* _Written exercise_: In the entries below, locate the line with "Convert this screenshot", then give again that line and all lines after it, exactly, with pictures omitted.

* _Entries provided_:
· · · · ·

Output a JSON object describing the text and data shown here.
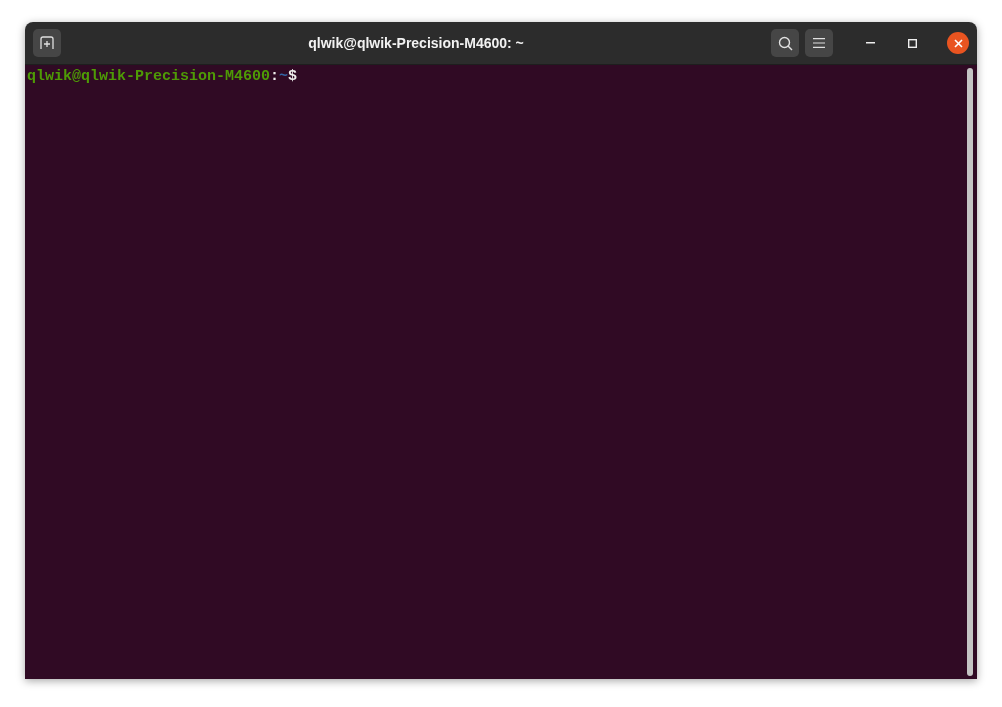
{
  "window": {
    "title": "qlwik@qlwik-Precision-M4600: ~"
  },
  "terminal": {
    "prompt": {
      "user_host": "qlwik@qlwik-Precision-M4600",
      "separator": ":",
      "path": "~",
      "symbol": "$"
    }
  }
}
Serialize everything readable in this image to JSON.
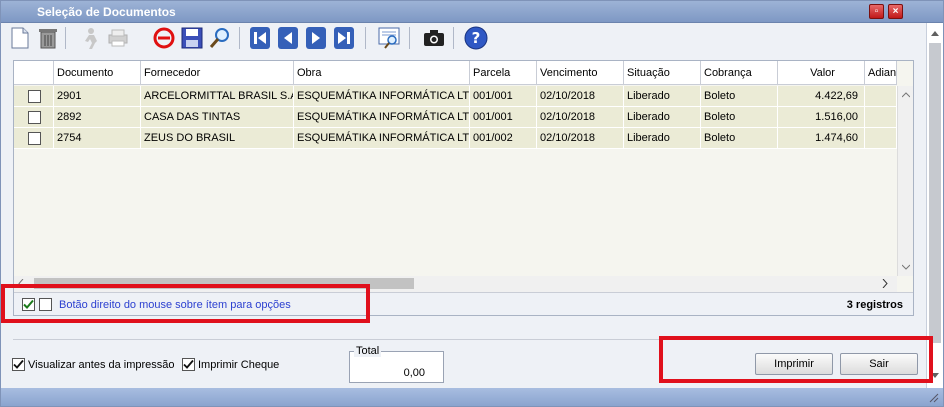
{
  "window": {
    "title": "Seleção de Documentos"
  },
  "toolbar": {
    "buttons": [
      "new-document-icon",
      "trash-icon",
      "run-icon",
      "print-icon",
      "cancel-icon",
      "save-icon",
      "search-icon",
      "first-record-icon",
      "previous-record-icon",
      "next-record-icon",
      "last-record-icon",
      "preview-icon",
      "camera-icon",
      "help-icon"
    ]
  },
  "grid": {
    "columns": [
      "Documento",
      "Fornecedor",
      "Obra",
      "Parcela",
      "Vencimento",
      "Situação",
      "Cobrança",
      "Valor",
      "Adian"
    ],
    "rows": [
      {
        "documento": "2901",
        "fornecedor": "ARCELORMITTAL BRASIL S.A",
        "obra": "ESQUEMÁTIKA INFORMÁTICA LTD.",
        "parcela": "001/001",
        "vencimento": "02/10/2018",
        "situacao": "Liberado",
        "cobranca": "Boleto",
        "valor": "4.422,69"
      },
      {
        "documento": "2892",
        "fornecedor": "CASA DAS TINTAS",
        "obra": "ESQUEMÁTIKA INFORMÁTICA LTD.",
        "parcela": "001/001",
        "vencimento": "02/10/2018",
        "situacao": "Liberado",
        "cobranca": "Boleto",
        "valor": "1.516,00"
      },
      {
        "documento": "2754",
        "fornecedor": "ZEUS DO BRASIL",
        "obra": "ESQUEMÁTIKA INFORMÁTICA LTD.",
        "parcela": "001/002",
        "vencimento": "02/10/2018",
        "situacao": "Liberado",
        "cobranca": "Boleto",
        "valor": "1.474,60"
      }
    ],
    "hint": "Botão direito do mouse sobre ítem para opções",
    "records": "3 registros"
  },
  "options": {
    "preview_label": "Visualizar antes da impressão",
    "cheque_label": "Imprimir Cheque"
  },
  "total": {
    "label": "Total",
    "value": "0,00"
  },
  "actions": {
    "print_label": "Imprimir",
    "exit_label": "Sair"
  },
  "colors": {
    "highlight": "#e0101c",
    "title_bar": "#8aa4cf",
    "row_bg": "#ebebd6",
    "hint_text": "#2b3fd0"
  }
}
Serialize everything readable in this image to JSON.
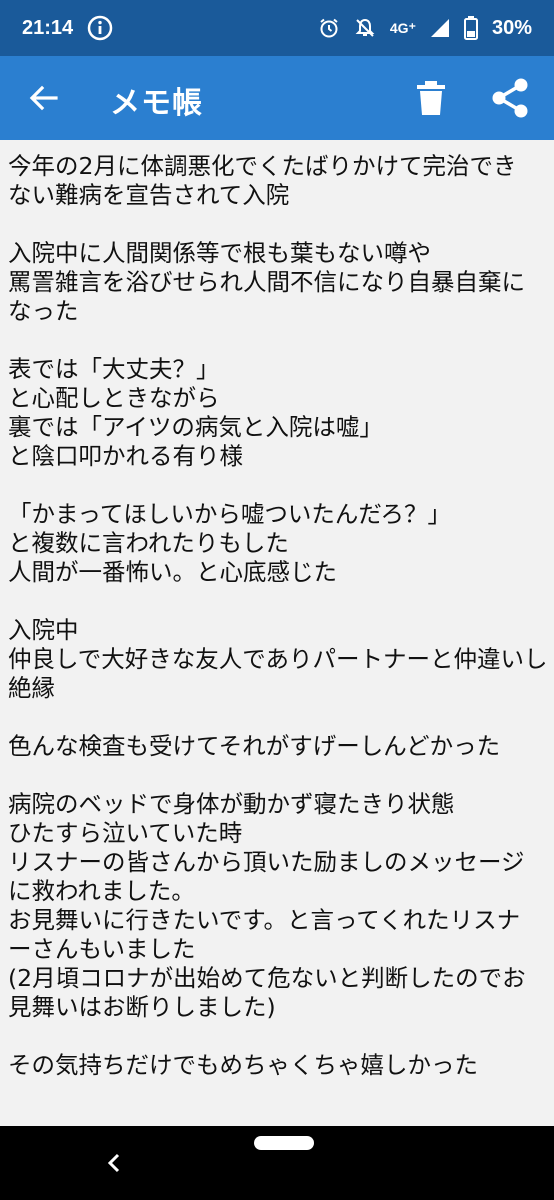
{
  "status_bar": {
    "time": "21:14",
    "network": "4G⁺",
    "battery": "30%",
    "colors": {
      "background": "#1a5a9a",
      "text": "#ffffff"
    }
  },
  "app_bar": {
    "title": "メモ帳",
    "back_icon": "arrow-left-icon",
    "delete_icon": "trash-icon",
    "share_icon": "share-icon",
    "colors": {
      "background": "#2b7fd0",
      "text": "#ffffff"
    }
  },
  "memo": {
    "lines": [
      "今年の2月に体調悪化でくたばりかけて完治でき",
      "ない難病を宣告されて入院",
      "",
      "入院中に人間関係等で根も葉もない噂や",
      "罵詈雑言を浴びせられ人間不信になり自暴自棄に",
      "なった",
      "",
      "表では「大丈夫？」",
      "と心配しときながら",
      "裏では「アイツの病気と入院は嘘」",
      "と陰口叩かれる有り様",
      "",
      "「かまってほしいから嘘ついたんだろ？」",
      "と複数に言われたりもした",
      "人間が一番怖い。と心底感じた",
      "",
      "入院中",
      "仲良しで大好きな友人でありパートナーと仲違いし",
      "絶縁",
      "",
      "色んな検査も受けてそれがすげーしんどかった",
      "",
      "病院のベッドで身体が動かず寝たきり状態",
      "ひたすら泣いていた時",
      "リスナーの皆さんから頂いた励ましのメッセージ",
      "に救われました。",
      "お見舞いに行きたいです。と言ってくれたリスナ",
      "ーさんもいました",
      "(2月頃コロナが出始めて危ないと判断したのでお",
      "見舞いはお断りしました)",
      "",
      "その気持ちだけでもめちゃくちゃ嬉しかった"
    ],
    "colors": {
      "background": "#f2f2f2",
      "text": "#111111"
    }
  },
  "nav_bar": {
    "back_icon": "chevron-left-icon",
    "home_icon": "home-pill-icon"
  }
}
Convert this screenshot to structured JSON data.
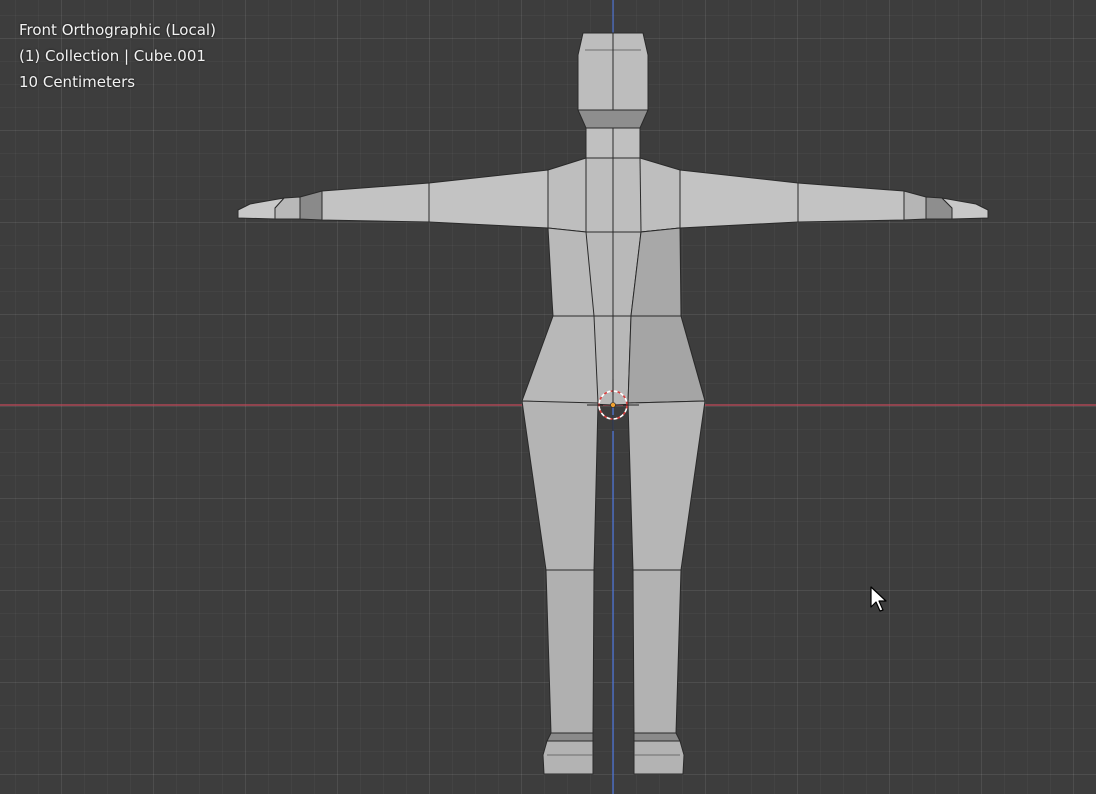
{
  "viewport": {
    "view_name": "Front Orthographic (Local)",
    "collection_info": "(1) Collection | Cube.001",
    "grid_scale": "10 Centimeters"
  },
  "colors": {
    "background": "#3d3d3d",
    "grid_line": "#4a4a4a",
    "x_axis": "#c2485a",
    "z_axis": "#4a6fcc",
    "mesh_face": "#bcbcbc",
    "mesh_face_dark": "#8c8c8c",
    "mesh_edge": "#2a2a2a",
    "cursor_red": "#d94040"
  },
  "icons": {
    "origin": "object-origin-icon",
    "cursor3d": "3d-cursor-icon",
    "pointer": "mouse-pointer-icon"
  }
}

· · · · ·

* _The output_:
Convert this screenshot to structured JSON data.
{
  "viewport": {
    "view_name": "Front Orthographic (Local)",
    "collection_info": "(1) Collection | Cube.001",
    "grid_scale": "10 Centimeters"
  },
  "colors": {
    "background": "#3d3d3d",
    "grid_line": "#4a4a4a",
    "x_axis": "#c2485a",
    "z_axis": "#4a6fcc",
    "mesh_face": "#bcbcbc",
    "mesh_face_dark": "#8c8c8c",
    "mesh_edge": "#2a2a2a",
    "cursor_red": "#d94040"
  },
  "icons": {
    "origin": "object-origin-icon",
    "cursor3d": "3d-cursor-icon",
    "pointer": "mouse-pointer-icon"
  }
}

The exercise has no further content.